— Begin Extracted entries —
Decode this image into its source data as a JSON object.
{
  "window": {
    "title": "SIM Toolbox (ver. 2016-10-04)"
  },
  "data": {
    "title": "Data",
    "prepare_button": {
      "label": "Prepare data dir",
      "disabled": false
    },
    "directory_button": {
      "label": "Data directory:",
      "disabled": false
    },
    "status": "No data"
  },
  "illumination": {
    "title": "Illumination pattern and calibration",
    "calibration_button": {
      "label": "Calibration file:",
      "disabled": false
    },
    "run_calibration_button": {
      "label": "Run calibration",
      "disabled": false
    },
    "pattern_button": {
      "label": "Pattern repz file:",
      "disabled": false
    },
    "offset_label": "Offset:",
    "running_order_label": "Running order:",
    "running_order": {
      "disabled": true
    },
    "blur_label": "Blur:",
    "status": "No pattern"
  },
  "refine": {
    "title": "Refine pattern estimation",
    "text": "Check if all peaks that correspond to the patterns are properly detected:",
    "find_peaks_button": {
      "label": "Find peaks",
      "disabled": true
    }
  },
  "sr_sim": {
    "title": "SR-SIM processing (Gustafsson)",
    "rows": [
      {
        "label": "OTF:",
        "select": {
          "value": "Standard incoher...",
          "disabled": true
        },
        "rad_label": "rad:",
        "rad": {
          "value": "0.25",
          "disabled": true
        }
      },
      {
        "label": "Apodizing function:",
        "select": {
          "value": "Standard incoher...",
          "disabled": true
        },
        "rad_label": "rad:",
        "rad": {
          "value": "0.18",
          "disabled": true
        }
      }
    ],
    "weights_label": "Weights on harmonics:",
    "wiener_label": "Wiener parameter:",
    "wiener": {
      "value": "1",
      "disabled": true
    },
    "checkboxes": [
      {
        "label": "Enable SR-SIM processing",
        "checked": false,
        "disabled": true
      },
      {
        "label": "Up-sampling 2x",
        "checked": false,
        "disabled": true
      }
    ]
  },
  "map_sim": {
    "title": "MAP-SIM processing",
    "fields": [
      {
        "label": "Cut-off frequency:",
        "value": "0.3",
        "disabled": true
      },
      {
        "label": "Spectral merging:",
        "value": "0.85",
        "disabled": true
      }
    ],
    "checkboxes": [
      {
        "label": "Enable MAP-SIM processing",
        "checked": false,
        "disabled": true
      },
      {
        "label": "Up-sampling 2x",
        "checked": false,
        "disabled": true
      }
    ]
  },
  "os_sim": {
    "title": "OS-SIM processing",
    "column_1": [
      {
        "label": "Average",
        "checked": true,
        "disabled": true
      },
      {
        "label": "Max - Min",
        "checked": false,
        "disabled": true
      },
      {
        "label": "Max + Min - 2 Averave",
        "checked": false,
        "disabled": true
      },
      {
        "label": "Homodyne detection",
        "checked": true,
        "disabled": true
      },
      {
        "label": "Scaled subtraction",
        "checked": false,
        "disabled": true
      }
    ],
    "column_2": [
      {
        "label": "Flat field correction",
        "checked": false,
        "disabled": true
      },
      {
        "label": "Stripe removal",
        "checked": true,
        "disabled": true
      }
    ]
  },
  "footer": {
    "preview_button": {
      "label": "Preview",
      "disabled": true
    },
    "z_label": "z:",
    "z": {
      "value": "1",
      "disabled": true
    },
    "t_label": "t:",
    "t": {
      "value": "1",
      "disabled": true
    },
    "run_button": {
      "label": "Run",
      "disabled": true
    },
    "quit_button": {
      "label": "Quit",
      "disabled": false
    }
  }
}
— End Extracted entries —
## Exercise prompt
Write out every line exactly as it stands.

## Answer to the exercise
Decode this image into its source data as a JSON object.
{
  "window": {
    "title": "SIM Toolbox (ver. 2016-10-04)"
  },
  "data": {
    "title": "Data",
    "prepare_button": {
      "label": "Prepare data dir",
      "disabled": false
    },
    "directory_button": {
      "label": "Data directory:",
      "disabled": false
    },
    "status": "No data"
  },
  "illumination": {
    "title": "Illumination pattern and calibration",
    "calibration_button": {
      "label": "Calibration file:",
      "disabled": false
    },
    "run_calibration_button": {
      "label": "Run calibration",
      "disabled": false
    },
    "pattern_button": {
      "label": "Pattern repz file:",
      "disabled": false
    },
    "offset_label": "Offset:",
    "running_order_label": "Running order:",
    "running_order": {
      "disabled": true
    },
    "blur_label": "Blur:",
    "status": "No pattern"
  },
  "refine": {
    "title": "Refine pattern estimation",
    "text": "Check if all peaks that correspond to the patterns are properly detected:",
    "find_peaks_button": {
      "label": "Find peaks",
      "disabled": true
    }
  },
  "sr_sim": {
    "title": "SR-SIM processing (Gustafsson)",
    "rows": [
      {
        "label": "OTF:",
        "select": {
          "value": "Standard incoher...",
          "disabled": true
        },
        "rad_label": "rad:",
        "rad": {
          "value": "0.25",
          "disabled": true
        }
      },
      {
        "label": "Apodizing function:",
        "select": {
          "value": "Standard incoher...",
          "disabled": true
        },
        "rad_label": "rad:",
        "rad": {
          "value": "0.18",
          "disabled": true
        }
      }
    ],
    "weights_label": "Weights on harmonics:",
    "wiener_label": "Wiener parameter:",
    "wiener": {
      "value": "1",
      "disabled": true
    },
    "checkboxes": [
      {
        "label": "Enable SR-SIM processing",
        "checked": false,
        "disabled": true
      },
      {
        "label": "Up-sampling 2x",
        "checked": false,
        "disabled": true
      }
    ]
  },
  "map_sim": {
    "title": "MAP-SIM processing",
    "fields": [
      {
        "label": "Cut-off frequency:",
        "value": "0.3",
        "disabled": true
      },
      {
        "label": "Spectral merging:",
        "value": "0.85",
        "disabled": true
      }
    ],
    "checkboxes": [
      {
        "label": "Enable MAP-SIM processing",
        "checked": false,
        "disabled": true
      },
      {
        "label": "Up-sampling 2x",
        "checked": false,
        "disabled": true
      }
    ]
  },
  "os_sim": {
    "title": "OS-SIM processing",
    "column_1": [
      {
        "label": "Average",
        "checked": true,
        "disabled": true
      },
      {
        "label": "Max - Min",
        "checked": false,
        "disabled": true
      },
      {
        "label": "Max + Min - 2 Averave",
        "checked": false,
        "disabled": true
      },
      {
        "label": "Homodyne detection",
        "checked": true,
        "disabled": true
      },
      {
        "label": "Scaled subtraction",
        "checked": false,
        "disabled": true
      }
    ],
    "column_2": [
      {
        "label": "Flat field correction",
        "checked": false,
        "disabled": true
      },
      {
        "label": "Stripe removal",
        "checked": true,
        "disabled": true
      }
    ]
  },
  "footer": {
    "preview_button": {
      "label": "Preview",
      "disabled": true
    },
    "z_label": "z:",
    "z": {
      "value": "1",
      "disabled": true
    },
    "t_label": "t:",
    "t": {
      "value": "1",
      "disabled": true
    },
    "run_button": {
      "label": "Run",
      "disabled": true
    },
    "quit_button": {
      "label": "Quit",
      "disabled": false
    }
  }
}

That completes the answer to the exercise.